- [The exercise]:
Arrange the record lines from the one containing "candle: [408, 144, 413, 156]" through the one containing "nav-item[interactable]: [255, 31, 291, 40]", both included, as a Markdown table with a Row column holding a running number and a Line column holding the line, leaving out any blank lines.
***** Data for this task
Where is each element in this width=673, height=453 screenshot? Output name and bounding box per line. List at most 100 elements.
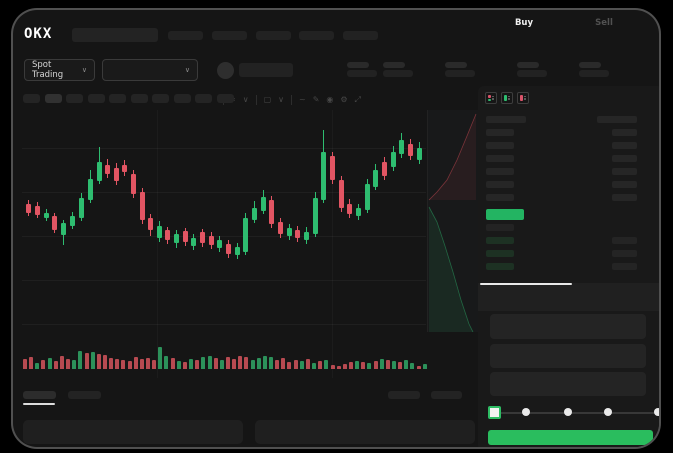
candle: [408, 144, 413, 156]
amount-placeholder: [612, 142, 637, 149]
slider-stop[interactable]: [488, 406, 501, 419]
volume-bar: [342, 364, 347, 369]
price-placeholder: [486, 237, 514, 244]
volume-bar: [207, 356, 212, 369]
interval-chip[interactable]: [44, 94, 62, 103]
interval-chip[interactable]: [130, 94, 148, 103]
market-type-dropdown[interactable]: Spot Trading ∨: [24, 59, 95, 81]
candle: [330, 156, 335, 180]
stat-label-placeholder: [517, 62, 539, 68]
order-book-row[interactable]: [486, 194, 637, 201]
interval-chip[interactable]: [216, 94, 234, 103]
order-book-row[interactable]: [486, 181, 637, 188]
interval-chip[interactable]: [173, 94, 191, 103]
interval-chip[interactable]: [109, 94, 126, 103]
bottom-action-chip[interactable]: [431, 391, 462, 399]
nav-item[interactable]: [255, 31, 291, 40]
nav-item[interactable]: [343, 31, 379, 40]
candle: [52, 216, 57, 230]
candle: [226, 244, 231, 254]
pair-selector-dropdown[interactable]: ∨: [102, 59, 198, 81]
candle: [44, 213, 49, 218]
volume-bar: [330, 365, 335, 369]
compare-icon[interactable]: ▢: [263, 95, 272, 104]
volume-bar: [176, 361, 181, 369]
amount-placeholder: [612, 250, 637, 257]
price-placeholder: [486, 129, 514, 136]
tab-buy[interactable]: Buy: [514, 18, 534, 28]
nav-item[interactable]: [211, 31, 247, 40]
amount-placeholder: [612, 181, 637, 188]
slider-stop[interactable]: [564, 408, 572, 416]
order-book-row[interactable]: [486, 155, 637, 162]
order-book-row[interactable]: [486, 168, 637, 175]
interval-chip[interactable]: [195, 94, 212, 103]
compare-caret-icon[interactable]: ∨: [278, 95, 284, 104]
candle: [321, 152, 326, 200]
bottom-tab-orders[interactable]: [23, 391, 56, 399]
amount-slider[interactable]: [492, 412, 659, 414]
candle: [191, 238, 196, 246]
volume-bar: [416, 366, 421, 369]
volume-bar: [66, 359, 71, 369]
slider-stop[interactable]: [604, 408, 612, 416]
tab-sell[interactable]: Sell: [595, 18, 613, 28]
volume-bar: [84, 353, 89, 369]
volume-bar: [281, 358, 286, 369]
interval-chip[interactable]: [66, 94, 83, 103]
order-book-row[interactable]: [486, 116, 637, 123]
drawing-tools-icon[interactable]: ✎: [312, 95, 320, 104]
total-input[interactable]: [490, 372, 646, 396]
volume-bar: [35, 363, 40, 369]
bottom-tab-history[interactable]: [68, 391, 101, 399]
candle: [269, 200, 274, 224]
nav-item[interactable]: [299, 31, 335, 40]
interval-chip[interactable]: [23, 94, 40, 103]
fullscreen-icon[interactable]: ⤢: [354, 95, 361, 104]
amount-placeholder: [612, 237, 637, 244]
amount-placeholder: [612, 155, 637, 162]
order-book-row[interactable]: [486, 237, 637, 244]
candle: [287, 228, 292, 236]
candle: [97, 162, 102, 181]
order-book-row[interactable]: [486, 263, 637, 270]
app-window: OKX Spot Trading ∨ ∨ ≈∨▢∨~✎◉⚙⤢ Buy Sell: [11, 8, 661, 449]
order-book-row[interactable]: [486, 129, 637, 136]
volume-bar: [219, 360, 224, 369]
orderbook-view-asks-icon[interactable]: [517, 92, 529, 104]
order-book-row[interactable]: [486, 142, 637, 149]
camera-icon[interactable]: ◉: [326, 95, 334, 104]
interval-chip[interactable]: [152, 94, 169, 103]
candle: [140, 192, 145, 220]
stat-label-placeholder: [347, 62, 369, 68]
indicators-icon[interactable]: ~: [298, 95, 306, 104]
price-input[interactable]: [490, 314, 646, 339]
amount-placeholder: [612, 263, 637, 270]
volume-bar: [158, 347, 163, 369]
candle: [26, 204, 31, 213]
buy-submit-button[interactable]: [488, 430, 653, 445]
active-tab-indicator: [480, 283, 572, 285]
orderbook-view-combined-icon[interactable]: [485, 92, 497, 104]
order-book-row[interactable]: [486, 250, 637, 257]
orderbook-view-bids-icon[interactable]: [501, 92, 513, 104]
style-caret-icon[interactable]: ∨: [242, 95, 249, 104]
stat-value-placeholder: [579, 70, 609, 77]
last-price-highlight[interactable]: [486, 209, 524, 220]
nav-item[interactable]: [168, 31, 203, 40]
settings-icon[interactable]: ⚙: [340, 95, 348, 104]
stat-value-placeholder: [383, 70, 413, 77]
slider-stop[interactable]: [654, 408, 659, 416]
volume-bar: [225, 357, 230, 369]
amount-input[interactable]: [490, 344, 646, 368]
order-book-row[interactable]: [486, 224, 637, 231]
toolbar-divider: [255, 95, 257, 105]
slider-stop[interactable]: [522, 408, 530, 416]
search-input[interactable]: [72, 28, 158, 42]
bottom-action-chip[interactable]: [388, 391, 420, 399]
volume-bar: [410, 363, 415, 369]
candle: [365, 184, 370, 210]
volume-bar: [312, 363, 317, 369]
stat-label-placeholder: [445, 62, 467, 68]
interval-chip[interactable]: [87, 94, 105, 103]
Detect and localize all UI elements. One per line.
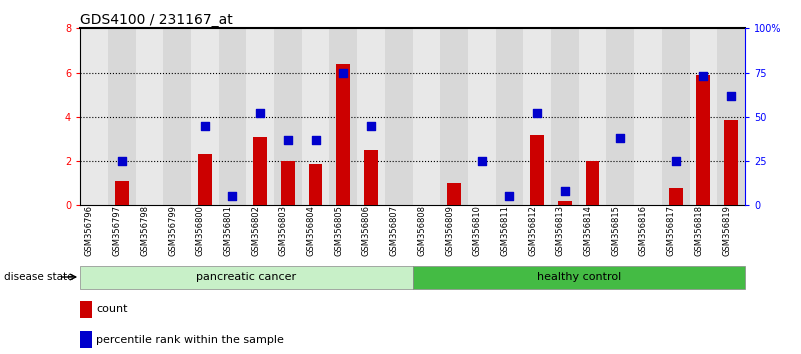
Bar [496,28,523,205]
Text: GSM356812: GSM356812 [528,205,537,256]
Text: count: count [96,304,127,314]
Text: GSM356809: GSM356809 [445,205,454,256]
Text: GSM356798: GSM356798 [140,205,149,256]
Bar [219,28,247,205]
Bar [80,266,413,289]
Bar [530,135,544,205]
Text: healthy control: healthy control [537,272,621,282]
Point [364,123,377,129]
Point [281,137,294,143]
Bar [163,28,191,205]
Bar [108,28,135,205]
Bar [308,164,323,205]
Point [558,188,571,194]
Text: GSM356800: GSM356800 [195,205,205,256]
Bar [441,28,468,205]
Text: GSM356811: GSM356811 [501,205,509,256]
Bar [413,28,441,205]
Bar [468,28,496,205]
Text: GSM356801: GSM356801 [223,205,232,256]
Text: GSM356802: GSM356802 [252,205,260,256]
Bar [717,28,745,205]
Bar [634,28,662,205]
Bar [302,28,329,205]
Point [199,123,211,129]
Bar [253,137,267,205]
Text: GSM356796: GSM356796 [85,205,94,256]
Point [503,194,516,199]
Bar [669,188,682,205]
Text: GSM356814: GSM356814 [584,205,593,256]
Text: GSM356807: GSM356807 [389,205,399,256]
Bar [80,301,92,318]
Bar [135,28,163,205]
Bar [329,28,357,205]
Bar [191,28,219,205]
Bar [551,28,578,205]
Bar [115,181,129,205]
Point [337,70,350,75]
Text: GSM356799: GSM356799 [168,205,177,256]
Point [226,194,239,199]
Text: GSM356810: GSM356810 [473,205,481,256]
Bar [384,28,413,205]
Point [670,158,682,164]
Text: GSM356813: GSM356813 [556,205,565,256]
Text: GSM356806: GSM356806 [362,205,371,256]
Bar [696,75,710,205]
Point [614,135,626,141]
Text: GSM356819: GSM356819 [722,205,731,256]
Text: GSM356808: GSM356808 [417,205,426,256]
Point [309,137,322,143]
Text: GSM356804: GSM356804 [307,205,316,256]
Bar [662,28,690,205]
Bar [586,161,599,205]
Bar [198,154,211,205]
Bar [247,28,274,205]
Bar [558,201,572,205]
Bar [447,183,461,205]
Text: GSM356805: GSM356805 [334,205,344,256]
Bar [357,28,384,205]
Text: GSM356816: GSM356816 [639,205,648,256]
Bar [413,266,745,289]
Bar [80,331,92,348]
Text: GDS4100 / 231167_at: GDS4100 / 231167_at [80,13,233,27]
Bar [523,28,551,205]
Text: percentile rank within the sample: percentile rank within the sample [96,335,284,344]
Point [725,93,738,98]
Bar [578,28,606,205]
Text: GSM356815: GSM356815 [611,205,620,256]
Text: GSM356817: GSM356817 [666,205,676,256]
Text: GSM356818: GSM356818 [694,205,703,256]
Text: pancreatic cancer: pancreatic cancer [196,272,296,282]
Bar [364,150,378,205]
Text: GSM356803: GSM356803 [279,205,288,256]
Bar [724,120,738,205]
Point [531,110,544,116]
Text: disease state: disease state [4,272,74,282]
Bar [690,28,717,205]
Bar [80,28,108,205]
Bar [281,161,295,205]
Bar [274,28,302,205]
Point [254,110,267,116]
Bar [336,64,350,205]
Point [475,158,488,164]
Point [115,158,128,164]
Bar [606,28,634,205]
Text: GSM356797: GSM356797 [113,205,122,256]
Point [697,73,710,79]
**********
- [Task solution]:
| Row | Line |
|---|---|
| 1 | candle: [408, 144, 413, 156] |
| 2 | amount-placeholder: [612, 142, 637, 149] |
| 3 | slider-stop[interactable]: [488, 406, 501, 419] |
| 4 | volume-bar: [342, 364, 347, 369] |
| 5 | price-placeholder: [486, 237, 514, 244] |
| 6 | volume-bar: [207, 356, 212, 369] |
| 7 | interval-chip[interactable]: [44, 94, 62, 103] |
| 8 | interval-chip[interactable]: [130, 94, 148, 103] |
| 9 | market-type-dropdown[interactable]: Spot Trading ∨: [24, 59, 95, 81] |
| 10 | candle: [330, 156, 335, 180] |
| 11 | stat-label-placeholder: [517, 62, 539, 68] |
| 12 | order-book-row[interactable]: [486, 194, 637, 201] |
| 13 | interval-chip[interactable]: [216, 94, 234, 103] |
| 14 | order-book-row[interactable]: [486, 181, 637, 188] |
| 15 | interval-chip[interactable]: [173, 94, 191, 103] |
| 16 | interval-chip[interactable]: [109, 94, 126, 103] |
| 17 | bottom-action-chip[interactable]: [431, 391, 462, 399] |
| 18 | nav-item[interactable]: [255, 31, 291, 40] |